Listed records:
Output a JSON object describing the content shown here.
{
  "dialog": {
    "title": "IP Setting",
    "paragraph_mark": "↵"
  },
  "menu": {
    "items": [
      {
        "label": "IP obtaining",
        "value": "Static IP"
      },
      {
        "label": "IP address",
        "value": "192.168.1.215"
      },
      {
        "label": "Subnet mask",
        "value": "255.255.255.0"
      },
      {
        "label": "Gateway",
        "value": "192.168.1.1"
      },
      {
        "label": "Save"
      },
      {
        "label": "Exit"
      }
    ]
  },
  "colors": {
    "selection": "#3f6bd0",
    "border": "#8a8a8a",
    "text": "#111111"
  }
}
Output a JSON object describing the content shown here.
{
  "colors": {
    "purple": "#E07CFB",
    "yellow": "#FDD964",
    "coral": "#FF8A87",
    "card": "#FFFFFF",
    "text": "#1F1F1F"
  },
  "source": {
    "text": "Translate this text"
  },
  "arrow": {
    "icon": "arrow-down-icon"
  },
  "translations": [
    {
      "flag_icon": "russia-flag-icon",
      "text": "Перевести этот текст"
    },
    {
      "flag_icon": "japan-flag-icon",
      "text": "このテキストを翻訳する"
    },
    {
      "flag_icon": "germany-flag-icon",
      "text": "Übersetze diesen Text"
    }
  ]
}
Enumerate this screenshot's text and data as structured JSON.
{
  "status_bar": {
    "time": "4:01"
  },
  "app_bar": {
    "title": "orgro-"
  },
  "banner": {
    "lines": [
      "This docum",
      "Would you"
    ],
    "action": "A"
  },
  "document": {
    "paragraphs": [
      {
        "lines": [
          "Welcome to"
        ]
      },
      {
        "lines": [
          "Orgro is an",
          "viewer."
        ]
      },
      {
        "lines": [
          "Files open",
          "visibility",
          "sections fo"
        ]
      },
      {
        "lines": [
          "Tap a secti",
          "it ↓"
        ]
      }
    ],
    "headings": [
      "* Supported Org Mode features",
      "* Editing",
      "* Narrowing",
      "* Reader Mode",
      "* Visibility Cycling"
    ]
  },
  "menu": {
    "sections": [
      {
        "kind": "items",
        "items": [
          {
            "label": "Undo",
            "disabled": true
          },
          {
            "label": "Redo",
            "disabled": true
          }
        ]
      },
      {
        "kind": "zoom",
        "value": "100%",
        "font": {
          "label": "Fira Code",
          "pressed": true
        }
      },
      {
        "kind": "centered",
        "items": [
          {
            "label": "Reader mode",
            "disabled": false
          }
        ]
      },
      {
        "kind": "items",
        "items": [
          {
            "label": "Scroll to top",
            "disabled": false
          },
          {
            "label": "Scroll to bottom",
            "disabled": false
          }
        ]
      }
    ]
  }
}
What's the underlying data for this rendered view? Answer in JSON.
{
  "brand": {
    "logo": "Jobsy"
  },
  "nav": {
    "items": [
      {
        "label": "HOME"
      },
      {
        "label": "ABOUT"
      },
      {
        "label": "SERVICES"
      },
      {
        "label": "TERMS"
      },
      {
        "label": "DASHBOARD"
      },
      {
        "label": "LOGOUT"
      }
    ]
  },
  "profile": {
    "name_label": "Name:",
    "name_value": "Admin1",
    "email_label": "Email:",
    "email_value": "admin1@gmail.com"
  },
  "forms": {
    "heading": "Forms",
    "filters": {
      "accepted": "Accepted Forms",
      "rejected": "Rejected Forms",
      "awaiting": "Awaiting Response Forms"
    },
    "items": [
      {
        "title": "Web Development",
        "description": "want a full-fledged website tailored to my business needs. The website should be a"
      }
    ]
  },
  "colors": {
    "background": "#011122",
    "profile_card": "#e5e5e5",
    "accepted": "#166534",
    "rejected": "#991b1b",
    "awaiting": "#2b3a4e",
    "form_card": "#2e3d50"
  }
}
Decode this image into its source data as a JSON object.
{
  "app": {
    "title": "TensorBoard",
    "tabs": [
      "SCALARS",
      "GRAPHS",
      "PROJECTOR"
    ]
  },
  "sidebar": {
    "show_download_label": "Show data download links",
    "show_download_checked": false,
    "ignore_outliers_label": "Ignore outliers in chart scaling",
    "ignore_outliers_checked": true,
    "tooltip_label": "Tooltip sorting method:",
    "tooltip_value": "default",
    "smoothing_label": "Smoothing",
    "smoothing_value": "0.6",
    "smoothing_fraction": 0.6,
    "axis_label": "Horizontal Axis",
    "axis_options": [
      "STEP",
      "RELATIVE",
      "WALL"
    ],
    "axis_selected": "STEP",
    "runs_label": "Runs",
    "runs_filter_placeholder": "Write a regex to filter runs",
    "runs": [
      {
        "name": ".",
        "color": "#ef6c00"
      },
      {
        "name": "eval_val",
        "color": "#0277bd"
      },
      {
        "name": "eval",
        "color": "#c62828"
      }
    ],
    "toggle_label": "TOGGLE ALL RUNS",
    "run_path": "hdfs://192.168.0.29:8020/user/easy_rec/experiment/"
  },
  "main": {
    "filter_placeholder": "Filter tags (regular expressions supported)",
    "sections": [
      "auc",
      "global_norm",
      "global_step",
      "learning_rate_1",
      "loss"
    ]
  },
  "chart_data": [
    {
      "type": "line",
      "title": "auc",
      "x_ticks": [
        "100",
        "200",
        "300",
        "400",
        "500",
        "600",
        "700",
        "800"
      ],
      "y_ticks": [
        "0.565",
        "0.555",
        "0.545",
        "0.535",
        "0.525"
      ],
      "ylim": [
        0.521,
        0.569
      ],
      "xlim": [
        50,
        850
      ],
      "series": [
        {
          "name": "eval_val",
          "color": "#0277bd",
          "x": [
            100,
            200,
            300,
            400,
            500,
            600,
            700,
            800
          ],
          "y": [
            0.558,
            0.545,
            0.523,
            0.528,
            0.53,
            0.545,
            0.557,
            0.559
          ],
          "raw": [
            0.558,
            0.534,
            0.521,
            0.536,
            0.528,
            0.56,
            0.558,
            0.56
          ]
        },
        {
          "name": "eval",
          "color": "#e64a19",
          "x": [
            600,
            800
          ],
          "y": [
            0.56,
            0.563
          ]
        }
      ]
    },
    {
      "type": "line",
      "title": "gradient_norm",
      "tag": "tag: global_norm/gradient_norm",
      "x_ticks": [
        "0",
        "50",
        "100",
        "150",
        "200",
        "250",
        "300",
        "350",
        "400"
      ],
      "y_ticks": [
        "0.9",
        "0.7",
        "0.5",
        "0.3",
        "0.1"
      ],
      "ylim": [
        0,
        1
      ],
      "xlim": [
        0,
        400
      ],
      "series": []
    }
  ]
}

Goal: Give the data again, exactly as it stands.

Task answer:
Output a JSON object describing the content shown here.
{
  "dialog": {
    "title": "IP Setting",
    "paragraph_mark": "↵"
  },
  "menu": {
    "items": [
      {
        "label": "IP obtaining",
        "value": "Static IP"
      },
      {
        "label": "IP address",
        "value": "192.168.1.215"
      },
      {
        "label": "Subnet mask",
        "value": "255.255.255.0"
      },
      {
        "label": "Gateway",
        "value": "192.168.1.1"
      },
      {
        "label": "Save"
      },
      {
        "label": "Exit"
      }
    ]
  },
  "colors": {
    "selection": "#3f6bd0",
    "border": "#8a8a8a",
    "text": "#111111"
  }
}
Output a JSON object describing the content shown here.
{
  "colors": {
    "purple": "#E07CFB",
    "yellow": "#FDD964",
    "coral": "#FF8A87",
    "card": "#FFFFFF",
    "text": "#1F1F1F"
  },
  "source": {
    "text": "Translate this text"
  },
  "arrow": {
    "icon": "arrow-down-icon"
  },
  "translations": [
    {
      "flag_icon": "russia-flag-icon",
      "text": "Перевести этот текст"
    },
    {
      "flag_icon": "japan-flag-icon",
      "text": "このテキストを翻訳する"
    },
    {
      "flag_icon": "germany-flag-icon",
      "text": "Übersetze diesen Text"
    }
  ]
}
Enumerate this screenshot's text and data as structured JSON.
{
  "status_bar": {
    "time": "4:01"
  },
  "app_bar": {
    "title": "orgro-"
  },
  "banner": {
    "lines": [
      "This docum",
      "Would you"
    ],
    "action": "A"
  },
  "document": {
    "paragraphs": [
      {
        "lines": [
          "Welcome to"
        ]
      },
      {
        "lines": [
          "Orgro is an",
          "viewer."
        ]
      },
      {
        "lines": [
          "Files open",
          "visibility",
          "sections fo"
        ]
      },
      {
        "lines": [
          "Tap a secti",
          "it ↓"
        ]
      }
    ],
    "headings": [
      "* Supported Org Mode features",
      "* Editing",
      "* Narrowing",
      "* Reader Mode",
      "* Visibility Cycling"
    ]
  },
  "menu": {
    "sections": [
      {
        "kind": "items",
        "items": [
          {
            "label": "Undo",
            "disabled": true
          },
          {
            "label": "Redo",
            "disabled": true
          }
        ]
      },
      {
        "kind": "zoom",
        "value": "100%",
        "font": {
          "label": "Fira Code",
          "pressed": true
        }
      },
      {
        "kind": "centered",
        "items": [
          {
            "label": "Reader mode",
            "disabled": false
          }
        ]
      },
      {
        "kind": "items",
        "items": [
          {
            "label": "Scroll to top",
            "disabled": false
          },
          {
            "label": "Scroll to bottom",
            "disabled": false
          }
        ]
      }
    ]
  }
}
What's the underlying data for this rendered view? Answer in JSON.
{
  "brand": {
    "logo": "Jobsy"
  },
  "nav": {
    "items": [
      {
        "label": "HOME"
      },
      {
        "label": "ABOUT"
      },
      {
        "label": "SERVICES"
      },
      {
        "label": "TERMS"
      },
      {
        "label": "DASHBOARD"
      },
      {
        "label": "LOGOUT"
      }
    ]
  },
  "profile": {
    "name_label": "Name:",
    "name_value": "Admin1",
    "email_label": "Email:",
    "email_value": "admin1@gmail.com"
  },
  "forms": {
    "heading": "Forms",
    "filters": {
      "accepted": "Accepted Forms",
      "rejected": "Rejected Forms",
      "awaiting": "Awaiting Response Forms"
    },
    "items": [
      {
        "title": "Web Development",
        "description": "want a full-fledged website tailored to my business needs. The website should be a"
      }
    ]
  },
  "colors": {
    "background": "#011122",
    "profile_card": "#e5e5e5",
    "accepted": "#166534",
    "rejected": "#991b1b",
    "awaiting": "#2b3a4e",
    "form_card": "#2e3d50"
  }
}
Decode this image into its source data as a JSON object.
{
  "app": {
    "title": "TensorBoard",
    "tabs": [
      "SCALARS",
      "GRAPHS",
      "PROJECTOR"
    ]
  },
  "sidebar": {
    "show_download_label": "Show data download links",
    "show_download_checked": false,
    "ignore_outliers_label": "Ignore outliers in chart scaling",
    "ignore_outliers_checked": true,
    "tooltip_label": "Tooltip sorting method:",
    "tooltip_value": "default",
    "smoothing_label": "Smoothing",
    "smoothing_value": "0.6",
    "smoothing_fraction": 0.6,
    "axis_label": "Horizontal Axis",
    "axis_options": [
      "STEP",
      "RELATIVE",
      "WALL"
    ],
    "axis_selected": "STEP",
    "runs_label": "Runs",
    "runs_filter_placeholder": "Write a regex to filter runs",
    "runs": [
      {
        "name": ".",
        "color": "#ef6c00"
      },
      {
        "name": "eval_val",
        "color": "#0277bd"
      },
      {
        "name": "eval",
        "color": "#c62828"
      }
    ],
    "toggle_label": "TOGGLE ALL RUNS",
    "run_path": "hdfs://192.168.0.29:8020/user/easy_rec/experiment/"
  },
  "main": {
    "filter_placeholder": "Filter tags (regular expressions supported)",
    "sections": [
      "auc",
      "global_norm",
      "global_step",
      "learning_rate_1",
      "loss"
    ]
  },
  "chart_data": [
    {
      "type": "line",
      "title": "auc",
      "x_ticks": [
        "100",
        "200",
        "300",
        "400",
        "500",
        "600",
        "700",
        "800"
      ],
      "y_ticks": [
        "0.565",
        "0.555",
        "0.545",
        "0.535",
        "0.525"
      ],
      "ylim": [
        0.521,
        0.569
      ],
      "xlim": [
        50,
        850
      ],
      "series": [
        {
          "name": "eval_val",
          "color": "#0277bd",
          "x": [
            100,
            200,
            300,
            400,
            500,
            600,
            700,
            800
          ],
          "y": [
            0.558,
            0.545,
            0.523,
            0.528,
            0.53,
            0.545,
            0.557,
            0.559
          ],
          "raw": [
            0.558,
            0.534,
            0.521,
            0.536,
            0.528,
            0.56,
            0.558,
            0.56
          ]
        },
        {
          "name": "eval",
          "color": "#e64a19",
          "x": [
            600,
            800
          ],
          "y": [
            0.56,
            0.563
          ]
        }
      ]
    },
    {
      "type": "line",
      "title": "gradient_norm",
      "tag": "tag: global_norm/gradient_norm",
      "x_ticks": [
        "0",
        "50",
        "100",
        "150",
        "200",
        "250",
        "300",
        "350",
        "400"
      ],
      "y_ticks": [
        "0.9",
        "0.7",
        "0.5",
        "0.3",
        "0.1"
      ],
      "ylim": [
        0,
        1
      ],
      "xlim": [
        0,
        400
      ],
      "series": []
    }
  ]
}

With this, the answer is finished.